**Document excerpt**
_ _ _

The Group continues to actively explore alternative avenues to
further accelerate this reduction via structured solutions to
accelerate de-risking.
B.2.5. Real Estate Management Unit
The Real Estate Management Unit (REMU) on-boarded EUR220 mn of
assets (including construction cost) in 1H2018 (down by 4% yoy) via
the execution of debt for asset swaps. The focus for REMU is
increasingly shifting from on-boarding of assets resulting from
debt for asset swaps towards the disposal of these assets. The
Group completed disposals of
EUR126 mn in 1H2018 (down by 11% yoy due to two specific sales
of high value assets in 1H2017), resulting in a profit on disposal
of EUR21 mn for 1H2018. Post 30 June 2018 and up to 3 August 2018,
the Group completed additional disposals of EUR13 mn. During the
six months ended 30 June 2018 and up to 3 August 2018, the Group
executed sale-purchase agreements (SPAs) with contract value of
EUR171 mn (362 properties). In addition, the Group signed SPAs for
disposals of assets with contract value of EUR36 mn.
Following the incorporation of Cyreit Variable Capital
Investment Company PLC, properties of carrying value EUR166 million
were reclassified from the stock of properties (measured at the
lower of cost and net realisable value under IAS 2) to investment
properties (measured at fair value under IAS 40). These properties
continue to be managed by REMU.
As at 30 June 2018, assets held by REMU had a carrying value of
EUR1.5 billion, in addition to assets reclassified to investment
properties of EUR166 million, which were subsequently classified as
non-current assets and disposal groups held for sale. Stock of
properties of EUR39 million was transferred to non-current assets
held for sale as it was included in the portfolio for the NPE
sale.
Assets held by REMU (Group) qoq
EUR mn 1H2018 1H2017 2Q2018 1Q2018 +% yoy +%
------ ------ ------ ------ ----
Opening balance 1,641 1,427 1,552 1,641 -5% 15%
====== ====== ====== ======
On-boarded assets (including construction cost) 220 229 86 134 -35% -4%
====== ====== ====== ======
Sales (126) (140) (71) (55) 29% -11%
====== ====== ====== ======
Transfer to investment properties (166) - - (166) - -
====== ====== ====== ======
Transfer to non-current assets held for sale (39) - (39) - - -
====== ====== ====== ======
Closing balance 1,524 1,502 1,524 1,552 -2% 1%
------ ------ ------ ------ ----
Analysis by type and country Cyprus Greece Romania Total
30 June 2018 (EUR mn)

_ _ _

**Questions**
1. Decide whether each statement agrees with the document excerpt, answering yes or no and quoting the words that settle it: (a) REMU on-boarded EUR220 mn of assets in 1H2018. (b) Properties reclassified to investment properties are no longer managed by REMU. (c) The Group's disposals in 1H2018 rose compared with the prior year.
2. Using the document excerpt, answer each question:
(a) What profit on disposal did the Group record for 1H2018?
(b) How many properties were covered by the SPAs with a contract value of EUR171 mn?
(c) What was the carrying value of assets held by REMU as at 30 June 2018?
3. Rewrite the document excerpt between "Following the incorporation" and "managed by REMU.", inclusive, replacing "reclassified" with "transferred".

Page layout parsing data:
_ _ _

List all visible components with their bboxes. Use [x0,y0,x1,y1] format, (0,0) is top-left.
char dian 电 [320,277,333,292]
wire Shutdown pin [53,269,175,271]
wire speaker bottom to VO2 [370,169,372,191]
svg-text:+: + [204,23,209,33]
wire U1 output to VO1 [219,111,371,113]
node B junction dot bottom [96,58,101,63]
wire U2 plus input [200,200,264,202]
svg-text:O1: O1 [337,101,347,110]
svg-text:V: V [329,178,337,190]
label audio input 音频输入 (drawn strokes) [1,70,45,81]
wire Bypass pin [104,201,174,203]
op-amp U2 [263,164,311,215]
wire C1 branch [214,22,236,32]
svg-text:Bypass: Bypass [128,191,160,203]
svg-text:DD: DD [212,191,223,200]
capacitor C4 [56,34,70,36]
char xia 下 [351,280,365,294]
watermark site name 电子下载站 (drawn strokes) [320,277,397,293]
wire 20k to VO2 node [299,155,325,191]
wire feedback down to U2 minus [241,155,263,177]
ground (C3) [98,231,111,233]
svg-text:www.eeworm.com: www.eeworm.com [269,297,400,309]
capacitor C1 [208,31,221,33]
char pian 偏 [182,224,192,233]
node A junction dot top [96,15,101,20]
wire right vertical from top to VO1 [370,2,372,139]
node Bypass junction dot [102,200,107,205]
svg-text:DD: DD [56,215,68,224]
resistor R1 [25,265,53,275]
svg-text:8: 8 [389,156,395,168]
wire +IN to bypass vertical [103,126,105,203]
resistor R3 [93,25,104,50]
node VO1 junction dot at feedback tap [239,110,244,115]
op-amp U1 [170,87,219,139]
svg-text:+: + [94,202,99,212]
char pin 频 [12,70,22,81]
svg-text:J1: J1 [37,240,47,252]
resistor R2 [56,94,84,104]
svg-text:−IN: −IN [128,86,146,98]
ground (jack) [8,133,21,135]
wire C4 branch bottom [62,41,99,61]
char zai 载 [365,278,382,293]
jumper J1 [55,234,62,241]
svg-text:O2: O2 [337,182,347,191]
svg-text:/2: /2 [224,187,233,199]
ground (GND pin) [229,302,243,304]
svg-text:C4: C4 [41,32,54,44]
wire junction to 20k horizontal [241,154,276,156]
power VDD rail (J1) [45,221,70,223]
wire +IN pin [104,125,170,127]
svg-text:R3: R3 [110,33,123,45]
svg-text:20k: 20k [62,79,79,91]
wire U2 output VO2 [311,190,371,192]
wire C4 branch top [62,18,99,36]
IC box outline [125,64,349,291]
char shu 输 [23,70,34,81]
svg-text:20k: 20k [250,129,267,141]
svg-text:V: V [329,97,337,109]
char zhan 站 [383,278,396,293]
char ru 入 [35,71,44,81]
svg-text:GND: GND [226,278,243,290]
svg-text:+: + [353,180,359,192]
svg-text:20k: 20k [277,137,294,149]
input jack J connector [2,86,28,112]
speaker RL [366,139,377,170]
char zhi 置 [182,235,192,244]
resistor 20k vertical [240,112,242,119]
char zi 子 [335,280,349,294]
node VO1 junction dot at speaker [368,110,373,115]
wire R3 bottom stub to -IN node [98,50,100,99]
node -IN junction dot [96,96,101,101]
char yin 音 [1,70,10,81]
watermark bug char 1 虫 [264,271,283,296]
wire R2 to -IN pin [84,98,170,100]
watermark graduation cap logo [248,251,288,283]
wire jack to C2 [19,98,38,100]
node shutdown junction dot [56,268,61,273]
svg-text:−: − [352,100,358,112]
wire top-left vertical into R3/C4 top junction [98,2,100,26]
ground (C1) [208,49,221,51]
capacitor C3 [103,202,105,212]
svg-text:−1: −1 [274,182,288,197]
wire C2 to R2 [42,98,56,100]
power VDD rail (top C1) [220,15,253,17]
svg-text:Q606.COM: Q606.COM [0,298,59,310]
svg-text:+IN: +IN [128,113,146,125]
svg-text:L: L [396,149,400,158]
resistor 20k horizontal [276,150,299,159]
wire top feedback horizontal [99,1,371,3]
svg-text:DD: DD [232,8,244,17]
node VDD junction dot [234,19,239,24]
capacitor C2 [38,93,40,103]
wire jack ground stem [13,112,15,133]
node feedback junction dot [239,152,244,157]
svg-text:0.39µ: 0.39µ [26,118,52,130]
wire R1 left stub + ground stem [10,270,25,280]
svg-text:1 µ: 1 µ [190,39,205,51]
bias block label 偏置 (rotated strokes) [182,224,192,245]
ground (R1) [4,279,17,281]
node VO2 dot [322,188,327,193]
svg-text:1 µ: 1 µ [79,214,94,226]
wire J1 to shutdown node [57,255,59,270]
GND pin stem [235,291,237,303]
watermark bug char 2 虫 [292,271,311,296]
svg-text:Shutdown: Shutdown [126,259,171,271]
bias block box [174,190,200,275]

_ _ _

**Answers provided**
1.
(a) Yes: "The Real Estate Management Unit (REMU) on-boarded EUR220 mn of assets (including construction cost) in 1H2018"
(b) No: "These properties continue to be managed by REMU."
(c) No: "EUR126 mn in 1H2018 (down by 11% yoy due to two specific sales of high value assets in 1H2017)"

2.
(a) EUR21 mn
(b) 362 properties
(c) EUR1.5 billion

3.
Following the incorporation of Cyreit Variable Capital
Investment Company PLC, properties of carrying value EUR166 million
were transferred from the stock of properties (measured at the
lower of cost and net realisable value under IAS 2) to investment
properties (measured at fair value under IAS 40). These properties
continue to be managed by REMU.